SHORT PROBLEM
All lines holding the string "type" are to be shown.

---

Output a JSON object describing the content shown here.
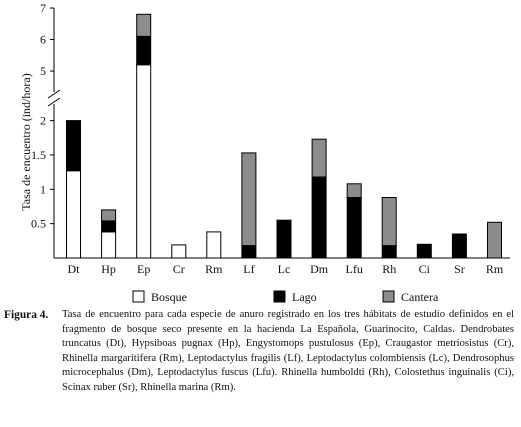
{
  "chart_data": {
    "type": "bar",
    "stacked": true,
    "ylabel": "Tasa de encuentro (ind/hora)",
    "xlabel": "",
    "categories": [
      "Dt",
      "Hp",
      "Ep",
      "Cr",
      "Rm",
      "Lf",
      "Lc",
      "Dm",
      "Lfu",
      "Rh",
      "Ci",
      "Sr",
      "Rm"
    ],
    "series": [
      {
        "name": "Bosque",
        "color": "#ffffff",
        "values": [
          1.27,
          0.38,
          5.2,
          0.19,
          0.38,
          0,
          0,
          0,
          0,
          0,
          0,
          0,
          0
        ]
      },
      {
        "name": "Lago",
        "color": "#000000",
        "values": [
          0.73,
          0.16,
          0.9,
          0,
          0,
          0.18,
          0.55,
          1.18,
          0.88,
          0.18,
          0.2,
          0.35,
          0
        ]
      },
      {
        "name": "Cantera",
        "color": "#8c8c8c",
        "values": [
          0,
          0.16,
          0.7,
          0,
          0,
          1.35,
          0,
          0.55,
          0.2,
          0.7,
          0,
          0,
          0.52
        ]
      }
    ],
    "yaxis": {
      "lower_ticks": [
        "0.5",
        "1",
        "1.5",
        "2"
      ],
      "upper_ticks": [
        "5",
        "6",
        "7"
      ],
      "break_between": [
        2.3,
        4.4
      ],
      "lower_range": [
        0,
        2.3
      ],
      "upper_range": [
        4.4,
        7
      ]
    },
    "grid": false,
    "legend": {
      "position": "bottom",
      "entries": [
        "Bosque",
        "Lago",
        "Cantera"
      ]
    }
  },
  "caption": {
    "label": "Figura 4.",
    "text": "Tasa de encuentro para cada especie de anuro registrado en los tres hábitats de estudio definidos en el fragmento de bosque seco presente en la hacienda La Española, Guarinocito, Caldas. Dendrobates truncatus (Dt), Hypsiboas pugnax (Hp), Engystomops pustulosus (Ep), Craugastor metriosistus (Cr), Rhinella margaritifera (Rm), Leptodactylus fragilis (Lf), Leptodactylus colombiensis (Lc), Dendrosophus microcephalus (Dm), Leptodactylus fuscus (Lfu). Rhinella humboldti (Rh), Colostethus inguinalis (Ci), Scinax ruber (Sr), Rhinella marina (Rm)."
  }
}
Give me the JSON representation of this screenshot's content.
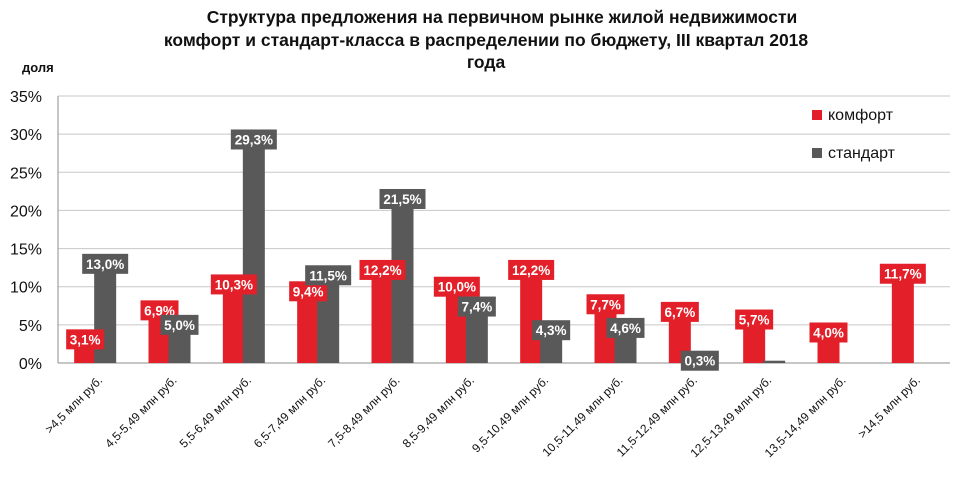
{
  "chart_data": {
    "type": "bar",
    "title_lines": [
      "Структура  предложения на первичном рынке жилой недвижимости",
      "комфорт и стандарт-класса в распределении по бюджету, III квартал 2018",
      "года"
    ],
    "ylabel": "доля",
    "ylim": [
      0,
      35
    ],
    "yticks": [
      "0%",
      "5%",
      "10%",
      "15%",
      "20%",
      "25%",
      "30%",
      "35%"
    ],
    "grid": true,
    "legend_position": "top-right",
    "categories": [
      ">4,5 млн руб.",
      "4,5-5,49 млн руб.",
      "5,5-6,49 млн руб.",
      "6,5-7,49 млн руб.",
      "7,5-8,49 млн руб.",
      "8,5-9,49 млн руб.",
      "9,5-10,49 млн руб.",
      "10,5-11,49 млн руб.",
      "11,5-12,49 млн руб.",
      "12,5-13,49 млн руб.",
      "13,5-14,49 млн руб.",
      ">14,5 млн руб."
    ],
    "series": [
      {
        "name": "комфорт",
        "color": "#e3202a",
        "values": [
          3.1,
          6.9,
          10.3,
          9.4,
          12.2,
          10.0,
          12.2,
          7.7,
          6.7,
          5.7,
          4.0,
          11.7
        ],
        "labels": [
          "3,1%",
          "6,9%",
          "10,3%",
          "9,4%",
          "12,2%",
          "10,0%",
          "12,2%",
          "7,7%",
          "6,7%",
          "5,7%",
          "4,0%",
          "11,7%"
        ]
      },
      {
        "name": "стандарт",
        "color": "#595959",
        "values": [
          13.0,
          5.0,
          29.3,
          11.5,
          21.5,
          7.4,
          4.3,
          4.6,
          0.3,
          0.3,
          null,
          null
        ],
        "labels": [
          "13,0%",
          "5,0%",
          "29,3%",
          "11,5%",
          "21,5%",
          "7,4%",
          "4,3%",
          "4,6%",
          "0,3%",
          null,
          null,
          null
        ]
      }
    ]
  }
}
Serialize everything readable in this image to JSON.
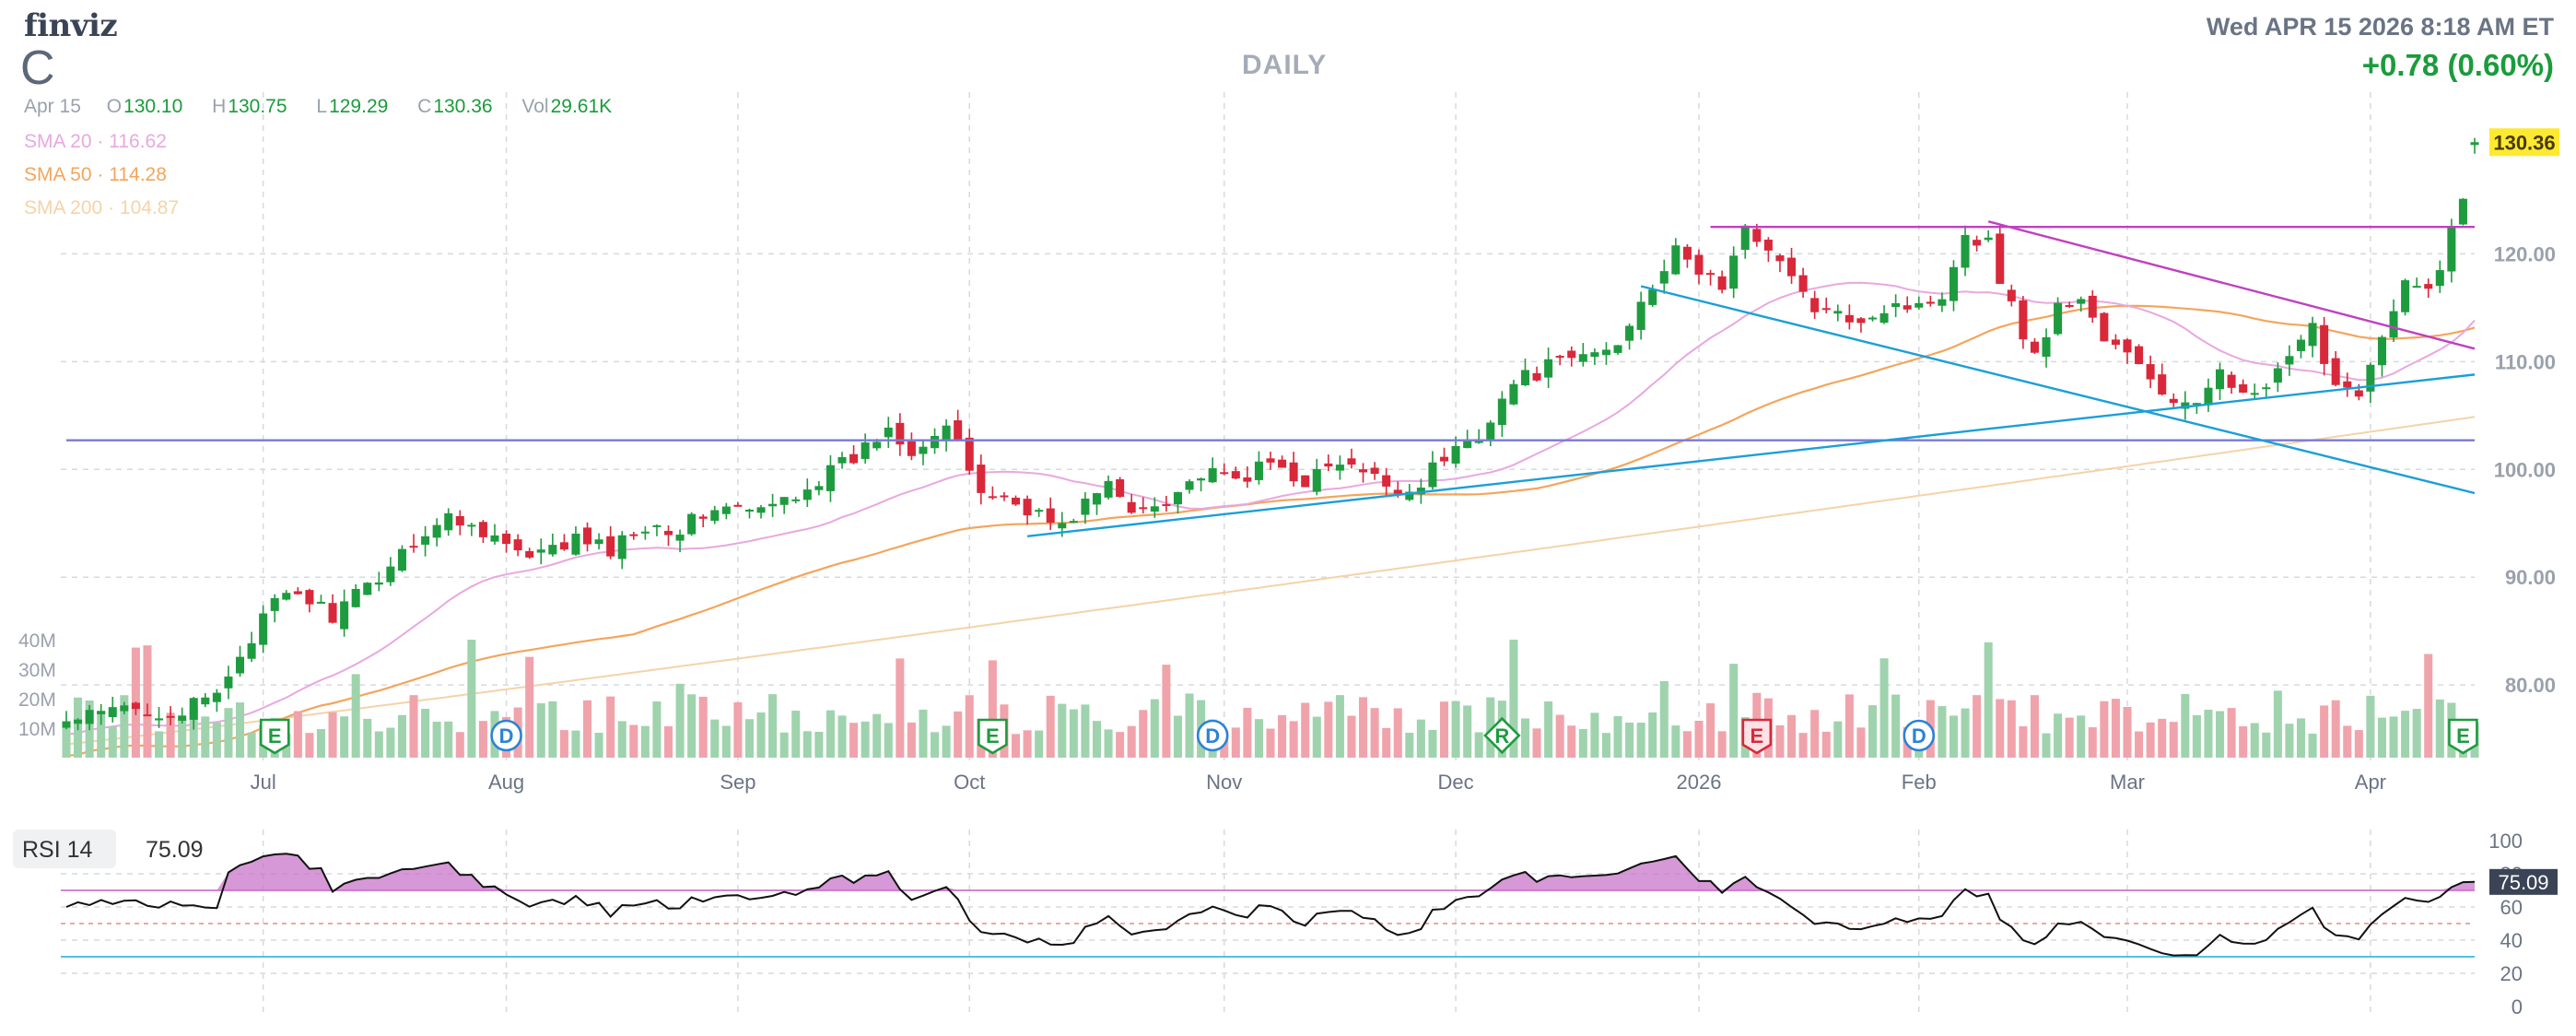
{
  "header": {
    "logo": "finviz",
    "ticker": "C",
    "period": "DAILY",
    "datetime": "Wed APR 15 2026 8:18 AM ET",
    "change": "+0.78 (0.60%)"
  },
  "ohlc": {
    "date": "Apr 15",
    "open_label": "O",
    "open": "130.10",
    "high_label": "H",
    "high": "130.75",
    "low_label": "L",
    "low": "129.29",
    "close_label": "C",
    "close": "130.36",
    "vol_label": "Vol",
    "vol": "29.61K"
  },
  "sma": [
    {
      "label": "SMA 20",
      "value": "116.62",
      "color": "#e8a8e0"
    },
    {
      "label": "SMA 50",
      "value": "114.28",
      "color": "#f4a55c"
    },
    {
      "label": "SMA 200",
      "value": "104.87",
      "color": "#f5d3a8"
    }
  ],
  "chart_data": [
    {
      "type": "candlestick",
      "title": "C DAILY",
      "ylim": [
        73,
        135
      ],
      "y_ticks": [
        80,
        90,
        100,
        110,
        120
      ],
      "y_tick_labels": [
        "80.00",
        "90.00",
        "100.00",
        "110.00",
        "120.00"
      ],
      "x_tick_labels": [
        "Jul",
        "Aug",
        "Sep",
        "Oct",
        "Nov",
        "Dec",
        "2026",
        "Feb",
        "Mar",
        "Apr"
      ],
      "x_tick_index": [
        17,
        38,
        58,
        78,
        100,
        120,
        141,
        160,
        178,
        199
      ],
      "n_bars": 209,
      "last_price_label": "130.36",
      "colors": {
        "up": "#1e9b3f",
        "down": "#d9283a",
        "last_price_bg": "#fde931"
      },
      "close_anchors": [
        [
          0,
          76.5
        ],
        [
          5,
          77.8
        ],
        [
          10,
          77.5
        ],
        [
          13,
          79
        ],
        [
          15,
          83
        ],
        [
          18,
          87.5
        ],
        [
          20,
          88.5
        ],
        [
          23,
          86.5
        ],
        [
          26,
          89
        ],
        [
          30,
          93.5
        ],
        [
          33,
          95.5
        ],
        [
          36,
          94.5
        ],
        [
          40,
          91.5
        ],
        [
          44,
          93.5
        ],
        [
          47,
          92.5
        ],
        [
          50,
          95
        ],
        [
          53,
          94.5
        ],
        [
          56,
          96.5
        ],
        [
          60,
          96
        ],
        [
          64,
          98.5
        ],
        [
          68,
          101
        ],
        [
          71,
          104
        ],
        [
          73,
          102
        ],
        [
          76,
          104
        ],
        [
          79,
          98
        ],
        [
          83,
          96.5
        ],
        [
          86,
          94.5
        ],
        [
          88,
          97
        ],
        [
          90,
          98.5
        ],
        [
          92,
          96
        ],
        [
          95,
          97.5
        ],
        [
          98,
          99.5
        ],
        [
          101,
          99
        ],
        [
          104,
          100.5
        ],
        [
          107,
          99
        ],
        [
          110,
          100.5
        ],
        [
          113,
          99
        ],
        [
          116,
          98
        ],
        [
          119,
          101
        ],
        [
          122,
          103.5
        ],
        [
          125,
          108
        ],
        [
          128,
          109.5
        ],
        [
          131,
          110.5
        ],
        [
          134,
          111.5
        ],
        [
          136,
          116
        ],
        [
          139,
          120
        ],
        [
          141,
          118.5
        ],
        [
          143,
          117
        ],
        [
          145,
          122
        ],
        [
          147,
          121
        ],
        [
          149,
          117.5
        ],
        [
          151,
          115
        ],
        [
          153,
          114
        ],
        [
          156,
          114.5
        ],
        [
          158,
          115.5
        ],
        [
          160,
          115
        ],
        [
          162,
          116.5
        ],
        [
          164,
          122
        ],
        [
          166,
          121
        ],
        [
          168,
          115
        ],
        [
          170,
          110.5
        ],
        [
          172,
          115
        ],
        [
          174,
          116
        ],
        [
          176,
          112
        ],
        [
          178,
          110.5
        ],
        [
          180,
          108.5
        ],
        [
          182,
          106
        ],
        [
          184,
          105.5
        ],
        [
          186,
          110
        ],
        [
          188,
          106.5
        ],
        [
          190,
          107.5
        ],
        [
          192,
          110
        ],
        [
          194,
          113
        ],
        [
          196,
          108
        ],
        [
          198,
          107.5
        ],
        [
          200,
          112
        ],
        [
          202,
          117
        ],
        [
          204,
          116.5
        ],
        [
          206,
          122
        ],
        [
          207,
          125
        ],
        [
          208,
          130.36
        ]
      ],
      "volume_axis": {
        "labels": [
          "10M",
          "20M",
          "30M",
          "40M"
        ],
        "values": [
          10,
          20,
          30,
          40
        ],
        "max": 40
      },
      "earnings_markers": [
        {
          "letter": "E",
          "index": 18,
          "style": "green"
        },
        {
          "letter": "D",
          "index": 38,
          "style": "blue"
        },
        {
          "letter": "E",
          "index": 80,
          "style": "green"
        },
        {
          "letter": "D",
          "index": 99,
          "style": "blue"
        },
        {
          "letter": "R",
          "index": 124,
          "style": "green"
        },
        {
          "letter": "E",
          "index": 146,
          "style": "red"
        },
        {
          "letter": "D",
          "index": 160,
          "style": "blue"
        },
        {
          "letter": "E",
          "index": 207,
          "style": "green"
        }
      ],
      "trendlines": [
        {
          "color": "#7a7ad6",
          "from": [
            0,
            102.7
          ],
          "to": [
            209,
            102.7
          ]
        },
        {
          "color": "#c040c0",
          "from": [
            142,
            122.5
          ],
          "to": [
            209,
            122.5
          ]
        },
        {
          "color": "#c040c0",
          "from": [
            166,
            123
          ],
          "to": [
            209,
            111.2
          ]
        },
        {
          "color": "#1b9fd8",
          "from": [
            83,
            93.8
          ],
          "to": [
            209,
            108.8
          ]
        },
        {
          "color": "#1b9fd8",
          "from": [
            136,
            117
          ],
          "to": [
            209,
            97.8
          ]
        }
      ]
    },
    {
      "type": "line",
      "title": "RSI 14",
      "value_label": "75.09",
      "ylim": [
        0,
        100
      ],
      "y_ticks": [
        0,
        20,
        40,
        60,
        80,
        100
      ],
      "y_tick_labels": [
        "0",
        "20",
        "40",
        "60",
        "80",
        "100"
      ],
      "overbought": 70,
      "oversold": 30,
      "midline": 50,
      "colors": {
        "line": "#111111",
        "overbought": "#d070d0",
        "oversold": "#3ab8e0",
        "fill": "#c876c8"
      }
    }
  ]
}
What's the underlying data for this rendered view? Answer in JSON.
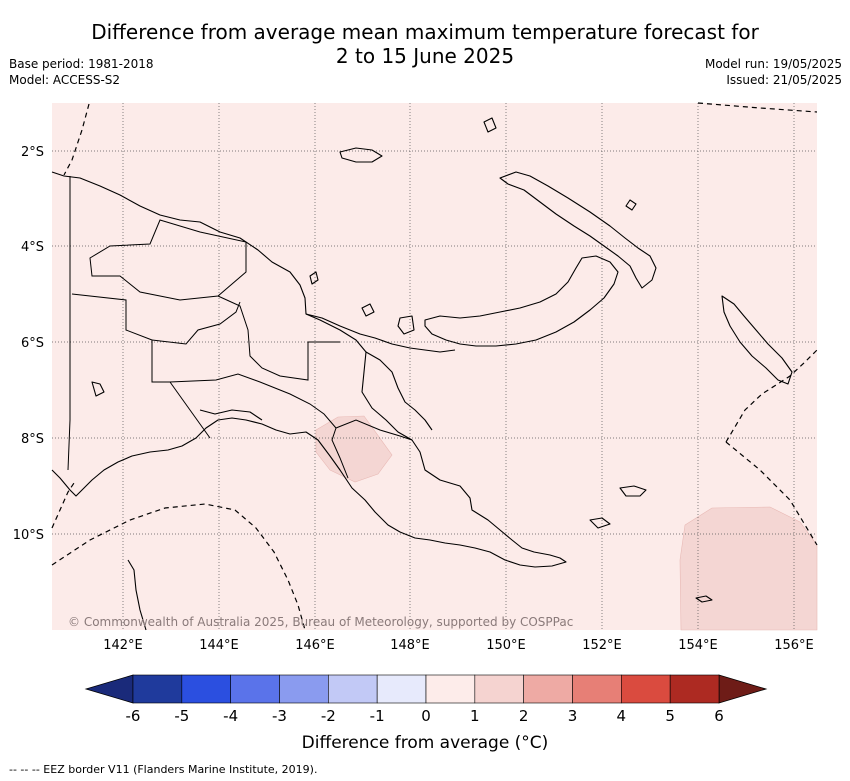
{
  "header": {
    "title_line1": "Difference from average mean maximum temperature forecast for",
    "title_line2": "2 to 15 June 2025",
    "base_period": "Base period: 1981-2018",
    "model": "Model: ACCESS-S2",
    "model_run": "Model run: 19/05/2025",
    "issued": "Issued: 21/05/2025"
  },
  "map": {
    "background_color": "#fcebe9",
    "anomaly_patch_color": "#f4d6d3",
    "lat_labels": [
      "2°S",
      "4°S",
      "6°S",
      "8°S",
      "10°S"
    ],
    "lon_labels": [
      "142°E",
      "144°E",
      "146°E",
      "148°E",
      "150°E",
      "152°E",
      "154°E",
      "156°E"
    ],
    "credit": "© Commonwealth of Australia 2025, Bureau of Meteorology, supported by COSPPac"
  },
  "colorbar": {
    "ticks": [
      "-6",
      "-5",
      "-4",
      "-3",
      "-2",
      "-1",
      "0",
      "1",
      "2",
      "3",
      "4",
      "5",
      "6"
    ],
    "colors": [
      "#1f3a9c",
      "#2b4fe0",
      "#5a73ea",
      "#8a9bef",
      "#c2c9f6",
      "#e7eafc",
      "#fdecea",
      "#f5d3d0",
      "#eeaaa4",
      "#e77f76",
      "#da4b3f",
      "#ad2a22"
    ],
    "under_color": "#1a2a7a",
    "over_color": "#6e1c17",
    "title": "Difference from average (°C)"
  },
  "footer": {
    "legend": "--  --  -- EEZ border V11 (Flanders Marine Institute, 2019)."
  }
}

---

SOLUTION
    "type": "bar",
    "type": "bar",
      "type": "candlestick",
      "type": "line",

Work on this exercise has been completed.